-- Available data start --
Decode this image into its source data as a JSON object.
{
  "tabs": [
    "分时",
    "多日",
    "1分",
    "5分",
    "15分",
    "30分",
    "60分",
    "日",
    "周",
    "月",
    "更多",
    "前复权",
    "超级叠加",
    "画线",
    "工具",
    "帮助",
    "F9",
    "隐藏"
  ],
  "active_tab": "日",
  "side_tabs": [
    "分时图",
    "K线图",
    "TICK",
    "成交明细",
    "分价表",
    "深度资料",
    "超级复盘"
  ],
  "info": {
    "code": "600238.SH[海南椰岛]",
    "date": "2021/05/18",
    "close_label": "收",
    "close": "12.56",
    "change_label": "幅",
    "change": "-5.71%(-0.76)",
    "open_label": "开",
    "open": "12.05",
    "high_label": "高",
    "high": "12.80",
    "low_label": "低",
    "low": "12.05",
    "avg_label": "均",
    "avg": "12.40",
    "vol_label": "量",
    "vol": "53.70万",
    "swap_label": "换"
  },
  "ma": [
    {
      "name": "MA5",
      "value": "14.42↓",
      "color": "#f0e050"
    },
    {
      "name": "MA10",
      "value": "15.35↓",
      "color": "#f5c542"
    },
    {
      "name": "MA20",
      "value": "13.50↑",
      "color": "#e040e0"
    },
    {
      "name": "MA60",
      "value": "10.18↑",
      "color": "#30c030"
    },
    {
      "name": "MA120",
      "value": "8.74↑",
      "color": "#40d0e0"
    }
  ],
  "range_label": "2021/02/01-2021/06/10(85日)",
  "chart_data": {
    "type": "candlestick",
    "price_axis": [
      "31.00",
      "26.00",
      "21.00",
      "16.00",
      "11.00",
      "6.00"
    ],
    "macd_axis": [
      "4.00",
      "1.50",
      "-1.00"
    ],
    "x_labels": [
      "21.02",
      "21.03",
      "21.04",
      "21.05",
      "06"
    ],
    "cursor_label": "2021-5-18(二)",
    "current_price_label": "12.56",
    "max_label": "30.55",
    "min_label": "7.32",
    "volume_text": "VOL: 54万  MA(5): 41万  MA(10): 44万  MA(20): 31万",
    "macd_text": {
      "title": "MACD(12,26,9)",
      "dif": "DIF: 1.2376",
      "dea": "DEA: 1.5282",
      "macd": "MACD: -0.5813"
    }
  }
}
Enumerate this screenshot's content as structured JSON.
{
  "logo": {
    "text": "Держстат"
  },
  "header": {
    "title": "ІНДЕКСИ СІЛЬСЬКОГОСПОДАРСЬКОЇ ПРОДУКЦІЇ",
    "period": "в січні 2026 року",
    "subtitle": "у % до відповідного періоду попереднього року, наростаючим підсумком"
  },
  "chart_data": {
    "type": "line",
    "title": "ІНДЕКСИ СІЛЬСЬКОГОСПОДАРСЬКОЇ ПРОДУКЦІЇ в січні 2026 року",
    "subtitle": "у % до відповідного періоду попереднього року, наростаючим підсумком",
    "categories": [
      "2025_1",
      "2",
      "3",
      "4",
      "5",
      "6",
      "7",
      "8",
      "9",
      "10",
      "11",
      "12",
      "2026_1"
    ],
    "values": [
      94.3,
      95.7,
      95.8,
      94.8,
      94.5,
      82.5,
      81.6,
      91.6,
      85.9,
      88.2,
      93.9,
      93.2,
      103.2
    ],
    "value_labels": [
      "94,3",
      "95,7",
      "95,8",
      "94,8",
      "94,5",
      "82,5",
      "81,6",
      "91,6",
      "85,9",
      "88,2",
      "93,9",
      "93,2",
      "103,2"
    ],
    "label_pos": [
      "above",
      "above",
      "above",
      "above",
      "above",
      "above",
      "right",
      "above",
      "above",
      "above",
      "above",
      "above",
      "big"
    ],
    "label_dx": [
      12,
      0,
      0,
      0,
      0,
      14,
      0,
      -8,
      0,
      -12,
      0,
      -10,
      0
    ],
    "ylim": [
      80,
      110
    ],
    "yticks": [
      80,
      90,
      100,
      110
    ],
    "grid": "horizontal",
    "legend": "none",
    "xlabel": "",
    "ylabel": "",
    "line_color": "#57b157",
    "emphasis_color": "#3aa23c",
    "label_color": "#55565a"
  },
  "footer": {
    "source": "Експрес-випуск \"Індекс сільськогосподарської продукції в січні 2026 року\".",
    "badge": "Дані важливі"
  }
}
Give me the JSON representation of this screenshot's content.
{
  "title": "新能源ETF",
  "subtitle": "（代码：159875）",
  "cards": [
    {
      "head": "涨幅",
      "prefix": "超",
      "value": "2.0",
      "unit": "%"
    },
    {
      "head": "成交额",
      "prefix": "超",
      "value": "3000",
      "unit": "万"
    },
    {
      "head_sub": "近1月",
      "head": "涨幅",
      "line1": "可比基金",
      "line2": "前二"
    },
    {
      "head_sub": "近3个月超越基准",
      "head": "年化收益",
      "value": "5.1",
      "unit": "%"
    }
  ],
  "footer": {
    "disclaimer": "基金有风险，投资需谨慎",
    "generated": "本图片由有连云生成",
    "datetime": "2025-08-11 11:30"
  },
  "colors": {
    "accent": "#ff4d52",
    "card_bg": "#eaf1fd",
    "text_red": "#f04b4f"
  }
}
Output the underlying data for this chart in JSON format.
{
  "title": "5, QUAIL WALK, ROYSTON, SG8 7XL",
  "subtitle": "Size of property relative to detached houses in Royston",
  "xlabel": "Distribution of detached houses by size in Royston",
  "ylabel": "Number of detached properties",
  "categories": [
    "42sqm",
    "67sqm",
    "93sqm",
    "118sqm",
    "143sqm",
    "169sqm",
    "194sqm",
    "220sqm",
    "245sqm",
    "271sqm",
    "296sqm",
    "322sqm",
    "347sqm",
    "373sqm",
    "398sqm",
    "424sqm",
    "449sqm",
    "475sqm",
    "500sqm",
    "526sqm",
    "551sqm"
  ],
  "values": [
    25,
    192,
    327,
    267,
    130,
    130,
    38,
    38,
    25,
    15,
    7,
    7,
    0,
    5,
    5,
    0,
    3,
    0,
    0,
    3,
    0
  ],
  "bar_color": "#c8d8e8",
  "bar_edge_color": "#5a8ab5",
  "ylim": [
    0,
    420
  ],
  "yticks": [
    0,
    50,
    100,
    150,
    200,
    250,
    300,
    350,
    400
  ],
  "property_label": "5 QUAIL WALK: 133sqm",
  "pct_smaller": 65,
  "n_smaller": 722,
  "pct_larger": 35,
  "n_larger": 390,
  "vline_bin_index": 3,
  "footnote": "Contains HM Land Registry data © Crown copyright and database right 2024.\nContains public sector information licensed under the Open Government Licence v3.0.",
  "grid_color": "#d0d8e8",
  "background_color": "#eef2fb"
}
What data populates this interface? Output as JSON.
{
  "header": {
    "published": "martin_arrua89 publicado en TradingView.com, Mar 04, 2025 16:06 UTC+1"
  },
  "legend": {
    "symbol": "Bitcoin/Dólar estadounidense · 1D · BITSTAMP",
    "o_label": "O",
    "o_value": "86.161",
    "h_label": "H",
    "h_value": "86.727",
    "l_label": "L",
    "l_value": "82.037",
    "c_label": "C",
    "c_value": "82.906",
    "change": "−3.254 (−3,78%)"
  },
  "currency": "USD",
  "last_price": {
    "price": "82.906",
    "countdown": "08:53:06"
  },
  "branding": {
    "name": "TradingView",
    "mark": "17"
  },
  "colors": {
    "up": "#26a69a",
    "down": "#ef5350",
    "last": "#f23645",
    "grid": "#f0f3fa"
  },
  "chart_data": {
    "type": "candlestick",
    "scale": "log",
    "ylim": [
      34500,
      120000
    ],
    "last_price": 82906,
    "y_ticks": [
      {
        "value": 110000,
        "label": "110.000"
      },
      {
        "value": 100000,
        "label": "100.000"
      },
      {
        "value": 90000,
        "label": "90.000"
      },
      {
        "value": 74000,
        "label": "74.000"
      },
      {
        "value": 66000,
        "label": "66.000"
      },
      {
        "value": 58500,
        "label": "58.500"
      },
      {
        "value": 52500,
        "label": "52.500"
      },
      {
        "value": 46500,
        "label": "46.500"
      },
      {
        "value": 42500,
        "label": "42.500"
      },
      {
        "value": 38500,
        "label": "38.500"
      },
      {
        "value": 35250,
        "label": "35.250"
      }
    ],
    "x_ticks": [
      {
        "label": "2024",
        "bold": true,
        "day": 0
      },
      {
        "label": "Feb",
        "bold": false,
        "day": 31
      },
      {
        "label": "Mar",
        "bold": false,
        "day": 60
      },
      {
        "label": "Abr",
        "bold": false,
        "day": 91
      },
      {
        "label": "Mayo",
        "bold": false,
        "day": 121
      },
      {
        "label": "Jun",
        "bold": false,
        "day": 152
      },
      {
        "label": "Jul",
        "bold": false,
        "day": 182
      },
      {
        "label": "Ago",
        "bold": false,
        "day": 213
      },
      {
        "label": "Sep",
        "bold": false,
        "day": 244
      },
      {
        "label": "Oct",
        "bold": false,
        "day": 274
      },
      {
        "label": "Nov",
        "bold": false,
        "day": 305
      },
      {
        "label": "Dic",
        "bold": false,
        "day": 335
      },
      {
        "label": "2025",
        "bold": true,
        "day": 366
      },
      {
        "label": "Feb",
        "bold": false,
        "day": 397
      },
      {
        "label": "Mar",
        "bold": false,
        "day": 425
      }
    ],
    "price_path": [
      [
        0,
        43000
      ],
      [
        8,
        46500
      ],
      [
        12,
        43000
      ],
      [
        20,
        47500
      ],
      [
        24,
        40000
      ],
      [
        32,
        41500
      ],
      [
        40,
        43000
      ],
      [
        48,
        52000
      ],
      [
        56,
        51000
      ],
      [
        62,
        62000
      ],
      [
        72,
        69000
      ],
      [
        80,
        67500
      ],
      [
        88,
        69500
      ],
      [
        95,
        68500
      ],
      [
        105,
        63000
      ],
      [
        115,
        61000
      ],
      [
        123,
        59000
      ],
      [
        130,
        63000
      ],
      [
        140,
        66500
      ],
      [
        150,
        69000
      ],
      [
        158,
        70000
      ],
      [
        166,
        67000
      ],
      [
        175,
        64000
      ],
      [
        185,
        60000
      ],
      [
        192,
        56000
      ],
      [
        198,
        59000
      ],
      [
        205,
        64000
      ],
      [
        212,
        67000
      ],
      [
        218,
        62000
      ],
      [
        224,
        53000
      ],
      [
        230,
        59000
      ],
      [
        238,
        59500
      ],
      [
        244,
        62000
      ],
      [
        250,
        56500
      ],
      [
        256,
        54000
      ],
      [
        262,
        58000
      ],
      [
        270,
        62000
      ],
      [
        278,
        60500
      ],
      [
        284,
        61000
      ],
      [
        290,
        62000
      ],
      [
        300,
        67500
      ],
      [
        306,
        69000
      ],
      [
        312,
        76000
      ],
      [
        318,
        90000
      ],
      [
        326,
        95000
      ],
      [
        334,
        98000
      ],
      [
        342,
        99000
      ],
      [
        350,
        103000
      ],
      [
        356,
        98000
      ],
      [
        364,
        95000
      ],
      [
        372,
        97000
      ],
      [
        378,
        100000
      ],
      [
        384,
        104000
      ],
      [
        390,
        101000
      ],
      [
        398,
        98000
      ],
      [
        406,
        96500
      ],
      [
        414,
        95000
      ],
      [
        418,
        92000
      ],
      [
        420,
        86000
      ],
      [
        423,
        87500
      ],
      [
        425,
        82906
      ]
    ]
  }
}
-- Available data end --
Instructions to follow: Show all lines in the entries above where the string "detached" appears.

Reply:
  "subtitle": "Size of property relative to detached houses in Royston",
  "xlabel": "Distribution of detached houses by size in Royston",
  "ylabel": "Number of detached properties",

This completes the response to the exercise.